Extracted data:

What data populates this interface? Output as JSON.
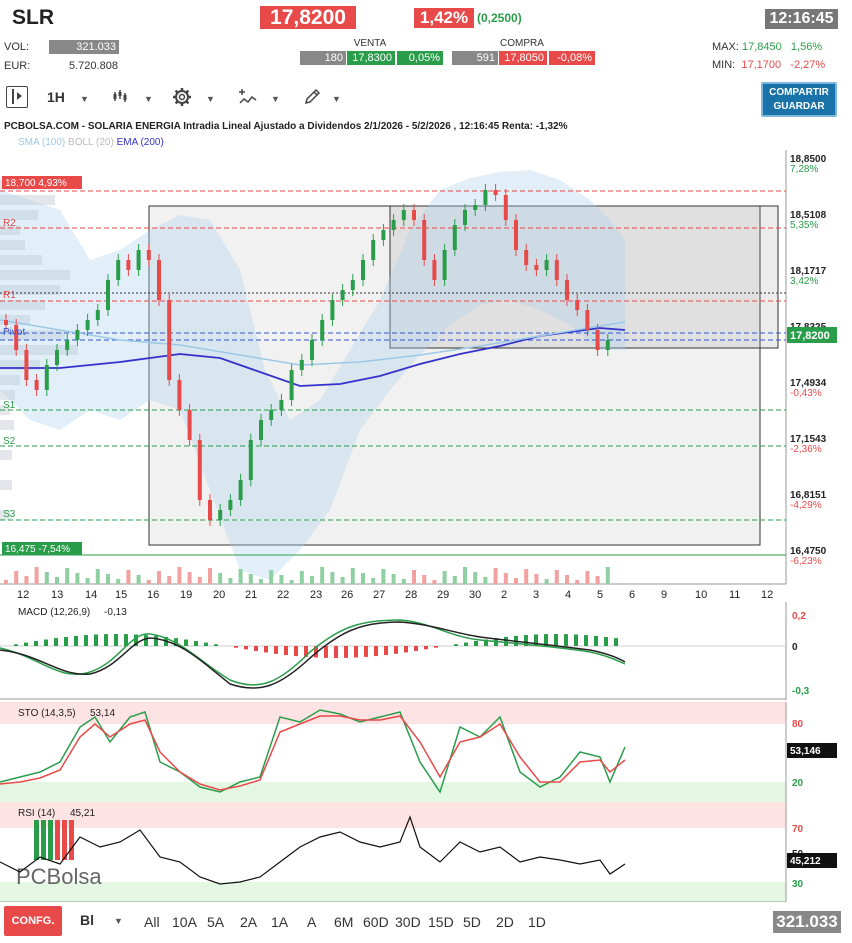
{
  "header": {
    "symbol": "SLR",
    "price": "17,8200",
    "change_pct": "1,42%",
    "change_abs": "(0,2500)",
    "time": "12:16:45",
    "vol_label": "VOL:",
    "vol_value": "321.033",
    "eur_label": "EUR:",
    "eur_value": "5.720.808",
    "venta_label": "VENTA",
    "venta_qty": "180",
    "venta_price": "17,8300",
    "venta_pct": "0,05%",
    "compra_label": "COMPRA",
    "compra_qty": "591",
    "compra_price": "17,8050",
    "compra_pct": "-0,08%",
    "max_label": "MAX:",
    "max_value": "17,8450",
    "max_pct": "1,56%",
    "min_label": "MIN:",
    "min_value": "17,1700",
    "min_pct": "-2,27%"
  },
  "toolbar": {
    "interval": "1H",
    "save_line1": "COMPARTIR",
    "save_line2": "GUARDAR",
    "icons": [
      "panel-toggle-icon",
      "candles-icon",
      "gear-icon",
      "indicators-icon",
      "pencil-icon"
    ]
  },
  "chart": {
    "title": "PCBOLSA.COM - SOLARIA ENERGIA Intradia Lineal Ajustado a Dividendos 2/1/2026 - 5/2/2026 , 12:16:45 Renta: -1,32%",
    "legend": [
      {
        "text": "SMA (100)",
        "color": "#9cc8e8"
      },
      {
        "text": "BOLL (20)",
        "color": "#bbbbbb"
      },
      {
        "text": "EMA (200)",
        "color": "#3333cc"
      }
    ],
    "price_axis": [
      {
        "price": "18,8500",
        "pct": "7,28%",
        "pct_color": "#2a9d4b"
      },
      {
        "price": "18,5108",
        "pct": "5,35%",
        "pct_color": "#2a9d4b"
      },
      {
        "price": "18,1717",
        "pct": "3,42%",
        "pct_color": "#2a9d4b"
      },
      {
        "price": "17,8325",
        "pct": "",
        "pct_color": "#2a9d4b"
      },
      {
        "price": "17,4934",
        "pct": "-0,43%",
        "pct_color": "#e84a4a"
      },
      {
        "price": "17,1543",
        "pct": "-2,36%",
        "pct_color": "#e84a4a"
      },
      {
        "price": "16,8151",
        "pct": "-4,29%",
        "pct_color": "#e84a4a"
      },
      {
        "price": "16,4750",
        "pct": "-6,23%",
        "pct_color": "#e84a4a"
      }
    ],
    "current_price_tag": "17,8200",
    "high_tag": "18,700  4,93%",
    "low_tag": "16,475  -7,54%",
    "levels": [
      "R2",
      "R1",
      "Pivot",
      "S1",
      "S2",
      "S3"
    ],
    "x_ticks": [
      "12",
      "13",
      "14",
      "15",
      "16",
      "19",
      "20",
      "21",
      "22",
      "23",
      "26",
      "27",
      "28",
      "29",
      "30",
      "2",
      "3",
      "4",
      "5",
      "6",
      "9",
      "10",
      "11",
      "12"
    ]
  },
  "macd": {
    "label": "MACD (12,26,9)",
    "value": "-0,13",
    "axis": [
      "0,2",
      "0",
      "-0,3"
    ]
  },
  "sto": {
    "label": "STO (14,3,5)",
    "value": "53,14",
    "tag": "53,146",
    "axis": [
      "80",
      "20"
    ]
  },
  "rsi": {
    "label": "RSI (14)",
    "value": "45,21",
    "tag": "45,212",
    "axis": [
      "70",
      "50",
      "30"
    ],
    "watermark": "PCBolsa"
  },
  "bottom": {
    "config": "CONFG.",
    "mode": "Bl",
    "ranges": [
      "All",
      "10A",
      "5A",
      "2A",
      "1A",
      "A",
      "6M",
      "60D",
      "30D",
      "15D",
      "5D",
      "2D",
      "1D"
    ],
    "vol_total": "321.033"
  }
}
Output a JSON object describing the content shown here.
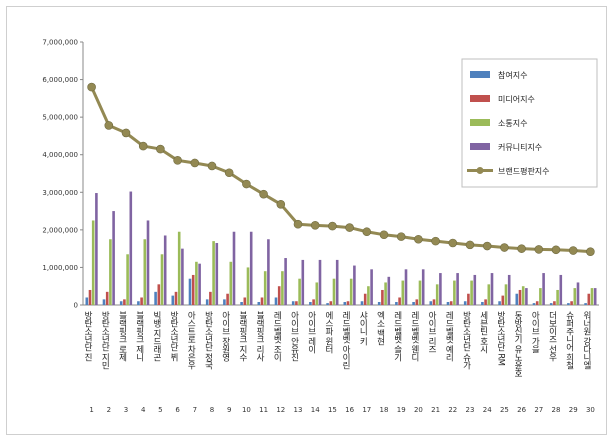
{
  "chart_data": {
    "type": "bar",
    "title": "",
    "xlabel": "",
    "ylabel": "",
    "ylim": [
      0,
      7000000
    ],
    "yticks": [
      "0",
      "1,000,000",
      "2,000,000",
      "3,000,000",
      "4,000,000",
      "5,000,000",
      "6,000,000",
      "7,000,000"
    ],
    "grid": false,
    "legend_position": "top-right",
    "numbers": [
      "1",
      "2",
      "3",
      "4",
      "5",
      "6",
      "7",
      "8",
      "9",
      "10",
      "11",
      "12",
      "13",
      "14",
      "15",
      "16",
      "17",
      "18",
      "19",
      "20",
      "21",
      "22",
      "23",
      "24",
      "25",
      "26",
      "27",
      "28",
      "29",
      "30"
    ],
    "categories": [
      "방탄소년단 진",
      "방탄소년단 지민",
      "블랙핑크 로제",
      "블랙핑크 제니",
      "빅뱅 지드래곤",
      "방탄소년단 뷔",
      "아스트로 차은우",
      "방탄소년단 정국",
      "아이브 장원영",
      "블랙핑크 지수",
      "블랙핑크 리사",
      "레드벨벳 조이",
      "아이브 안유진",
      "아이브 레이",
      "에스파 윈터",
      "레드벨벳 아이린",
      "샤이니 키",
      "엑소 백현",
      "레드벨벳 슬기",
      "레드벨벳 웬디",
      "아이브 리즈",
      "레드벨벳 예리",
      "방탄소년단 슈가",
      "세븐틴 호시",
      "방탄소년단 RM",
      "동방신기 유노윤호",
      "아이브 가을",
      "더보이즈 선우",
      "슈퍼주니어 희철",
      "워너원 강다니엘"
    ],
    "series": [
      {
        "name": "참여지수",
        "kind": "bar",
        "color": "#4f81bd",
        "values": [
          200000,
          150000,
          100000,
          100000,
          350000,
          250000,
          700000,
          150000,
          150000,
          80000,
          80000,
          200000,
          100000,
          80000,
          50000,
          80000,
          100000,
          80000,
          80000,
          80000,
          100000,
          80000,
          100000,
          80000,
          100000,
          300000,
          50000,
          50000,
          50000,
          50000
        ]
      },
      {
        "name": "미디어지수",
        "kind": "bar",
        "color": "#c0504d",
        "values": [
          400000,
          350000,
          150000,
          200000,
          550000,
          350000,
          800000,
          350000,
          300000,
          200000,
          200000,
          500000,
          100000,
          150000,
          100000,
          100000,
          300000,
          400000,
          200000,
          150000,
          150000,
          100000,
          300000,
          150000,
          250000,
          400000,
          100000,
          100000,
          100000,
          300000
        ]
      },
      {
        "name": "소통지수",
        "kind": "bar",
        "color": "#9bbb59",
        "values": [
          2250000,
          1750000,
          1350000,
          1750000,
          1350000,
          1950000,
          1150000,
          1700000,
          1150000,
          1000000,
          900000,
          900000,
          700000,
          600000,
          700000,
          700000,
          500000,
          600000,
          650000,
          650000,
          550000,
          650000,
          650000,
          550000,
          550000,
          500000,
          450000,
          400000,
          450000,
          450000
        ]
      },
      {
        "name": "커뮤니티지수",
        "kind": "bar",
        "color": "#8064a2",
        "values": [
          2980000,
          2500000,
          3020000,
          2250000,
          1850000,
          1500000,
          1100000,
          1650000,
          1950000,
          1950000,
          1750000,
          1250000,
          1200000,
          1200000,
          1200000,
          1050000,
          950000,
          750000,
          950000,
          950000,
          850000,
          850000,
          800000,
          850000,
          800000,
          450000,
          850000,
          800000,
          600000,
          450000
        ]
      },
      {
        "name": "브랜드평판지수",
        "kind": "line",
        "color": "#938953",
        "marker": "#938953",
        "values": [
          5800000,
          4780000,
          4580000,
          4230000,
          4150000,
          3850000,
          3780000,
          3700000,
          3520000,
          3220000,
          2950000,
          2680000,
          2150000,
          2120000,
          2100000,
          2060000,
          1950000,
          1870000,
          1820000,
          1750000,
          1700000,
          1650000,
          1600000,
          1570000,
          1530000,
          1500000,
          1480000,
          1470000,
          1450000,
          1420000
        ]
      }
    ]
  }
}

Problem to work on:
Output every entry word for word, but omit the pictures.

Problem solution:
What data populates this interface? Output as JSON.
{
  "header": {
    "symbol": "SLR",
    "price": "17,8200",
    "change_pct": "1,42%",
    "change_abs": "(0,2500)",
    "time": "12:16:45",
    "vol_label": "VOL:",
    "vol_value": "321.033",
    "eur_label": "EUR:",
    "eur_value": "5.720.808",
    "venta_label": "VENTA",
    "venta_qty": "180",
    "venta_price": "17,8300",
    "venta_pct": "0,05%",
    "compra_label": "COMPRA",
    "compra_qty": "591",
    "compra_price": "17,8050",
    "compra_pct": "-0,08%",
    "max_label": "MAX:",
    "max_value": "17,8450",
    "max_pct": "1,56%",
    "min_label": "MIN:",
    "min_value": "17,1700",
    "min_pct": "-2,27%"
  },
  "toolbar": {
    "interval": "1H",
    "save_line1": "COMPARTIR",
    "save_line2": "GUARDAR",
    "icons": [
      "panel-toggle-icon",
      "candles-icon",
      "gear-icon",
      "indicators-icon",
      "pencil-icon"
    ]
  },
  "chart": {
    "title": "PCBOLSA.COM - SOLARIA ENERGIA Intradia Lineal Ajustado a Dividendos 2/1/2026 - 5/2/2026 , 12:16:45 Renta: -1,32%",
    "legend": [
      {
        "text": "SMA (100)",
        "color": "#9cc8e8"
      },
      {
        "text": "BOLL (20)",
        "color": "#bbbbbb"
      },
      {
        "text": "EMA (200)",
        "color": "#3333cc"
      }
    ],
    "price_axis": [
      {
        "price": "18,8500",
        "pct": "7,28%",
        "pct_color": "#2a9d4b"
      },
      {
        "price": "18,5108",
        "pct": "5,35%",
        "pct_color": "#2a9d4b"
      },
      {
        "price": "18,1717",
        "pct": "3,42%",
        "pct_color": "#2a9d4b"
      },
      {
        "price": "17,8325",
        "pct": "",
        "pct_color": "#2a9d4b"
      },
      {
        "price": "17,4934",
        "pct": "-0,43%",
        "pct_color": "#e84a4a"
      },
      {
        "price": "17,1543",
        "pct": "-2,36%",
        "pct_color": "#e84a4a"
      },
      {
        "price": "16,8151",
        "pct": "-4,29%",
        "pct_color": "#e84a4a"
      },
      {
        "price": "16,4750",
        "pct": "-6,23%",
        "pct_color": "#e84a4a"
      }
    ],
    "current_price_tag": "17,8200",
    "high_tag": "18,700  4,93%",
    "low_tag": "16,475  -7,54%",
    "levels": [
      "R2",
      "R1",
      "Pivot",
      "S1",
      "S2",
      "S3"
    ],
    "x_ticks": [
      "12",
      "13",
      "14",
      "15",
      "16",
      "19",
      "20",
      "21",
      "22",
      "23",
      "26",
      "27",
      "28",
      "29",
      "30",
      "2",
      "3",
      "4",
      "5",
      "6",
      "9",
      "10",
      "11",
      "12"
    ]
  },
  "macd": {
    "label": "MACD (12,26,9)",
    "value": "-0,13",
    "axis": [
      "0,2",
      "0",
      "-0,3"
    ]
  },
  "sto": {
    "label": "STO (14,3,5)",
    "value": "53,14",
    "tag": "53,146",
    "axis": [
      "80",
      "20"
    ]
  },
  "rsi": {
    "label": "RSI (14)",
    "value": "45,21",
    "tag": "45,212",
    "axis": [
      "70",
      "50",
      "30"
    ],
    "watermark": "PCBolsa"
  },
  "bottom": {
    "config": "CONFG.",
    "mode": "Bl",
    "ranges": [
      "All",
      "10A",
      "5A",
      "2A",
      "1A",
      "A",
      "6M",
      "60D",
      "30D",
      "15D",
      "5D",
      "2D",
      "1D"
    ],
    "vol_total": "321.033"
  }
}
Output a JSON object describing the content shown here.
{
  "chart_data": {
    "type": "bar",
    "title": "",
    "xlabel": "",
    "ylabel": "",
    "ylim": [
      0,
      7000000
    ],
    "yticks": [
      "0",
      "1,000,000",
      "2,000,000",
      "3,000,000",
      "4,000,000",
      "5,000,000",
      "6,000,000",
      "7,000,000"
    ],
    "grid": false,
    "legend_position": "top-right",
    "numbers": [
      "1",
      "2",
      "3",
      "4",
      "5",
      "6",
      "7",
      "8",
      "9",
      "10",
      "11",
      "12",
      "13",
      "14",
      "15",
      "16",
      "17",
      "18",
      "19",
      "20",
      "21",
      "22",
      "23",
      "24",
      "25",
      "26",
      "27",
      "28",
      "29",
      "30"
    ],
    "categories": [
      "방탄소년단 진",
      "방탄소년단 지민",
      "블랙핑크 로제",
      "블랙핑크 제니",
      "빅뱅 지드래곤",
      "방탄소년단 뷔",
      "아스트로 차은우",
      "방탄소년단 정국",
      "아이브 장원영",
      "블랙핑크 지수",
      "블랙핑크 리사",
      "레드벨벳 조이",
      "아이브 안유진",
      "아이브 레이",
      "에스파 윈터",
      "레드벨벳 아이린",
      "샤이니 키",
      "엑소 백현",
      "레드벨벳 슬기",
      "레드벨벳 웬디",
      "아이브 리즈",
      "레드벨벳 예리",
      "방탄소년단 슈가",
      "세븐틴 호시",
      "방탄소년단 RM",
      "동방신기 유노윤호",
      "아이브 가을",
      "더보이즈 선우",
      "슈퍼주니어 희철",
      "워너원 강다니엘"
    ],
    "series": [
      {
        "name": "참여지수",
        "kind": "bar",
        "color": "#4f81bd",
        "values": [
          200000,
          150000,
          100000,
          100000,
          350000,
          250000,
          700000,
          150000,
          150000,
          80000,
          80000,
          200000,
          100000,
          80000,
          50000,
          80000,
          100000,
          80000,
          80000,
          80000,
          100000,
          80000,
          100000,
          80000,
          100000,
          300000,
          50000,
          50000,
          50000,
          50000
        ]
      },
      {
        "name": "미디어지수",
        "kind": "bar",
        "color": "#c0504d",
        "values": [
          400000,
          350000,
          150000,
          200000,
          550000,
          350000,
          800000,
          350000,
          300000,
          200000,
          200000,
          500000,
          100000,
          150000,
          100000,
          100000,
          300000,
          400000,
          200000,
          150000,
          150000,
          100000,
          300000,
          150000,
          250000,
          400000,
          100000,
          100000,
          100000,
          300000
        ]
      },
      {
        "name": "소통지수",
        "kind": "bar",
        "color": "#9bbb59",
        "values": [
          2250000,
          1750000,
          1350000,
          1750000,
          1350000,
          1950000,
          1150000,
          1700000,
          1150000,
          1000000,
          900000,
          900000,
          700000,
          600000,
          700000,
          700000,
          500000,
          600000,
          650000,
          650000,
          550000,
          650000,
          650000,
          550000,
          550000,
          500000,
          450000,
          400000,
          450000,
          450000
        ]
      },
      {
        "name": "커뮤니티지수",
        "kind": "bar",
        "color": "#8064a2",
        "values": [
          2980000,
          2500000,
          3020000,
          2250000,
          1850000,
          1500000,
          1100000,
          1650000,
          1950000,
          1950000,
          1750000,
          1250000,
          1200000,
          1200000,
          1200000,
          1050000,
          950000,
          750000,
          950000,
          950000,
          850000,
          850000,
          800000,
          850000,
          800000,
          450000,
          850000,
          800000,
          600000,
          450000
        ]
      },
      {
        "name": "브랜드평판지수",
        "kind": "line",
        "color": "#938953",
        "marker": "#938953",
        "values": [
          5800000,
          4780000,
          4580000,
          4230000,
          4150000,
          3850000,
          3780000,
          3700000,
          3520000,
          3220000,
          2950000,
          2680000,
          2150000,
          2120000,
          2100000,
          2060000,
          1950000,
          1870000,
          1820000,
          1750000,
          1700000,
          1650000,
          1600000,
          1570000,
          1530000,
          1500000,
          1480000,
          1470000,
          1450000,
          1420000
        ]
      }
    ]
  }
}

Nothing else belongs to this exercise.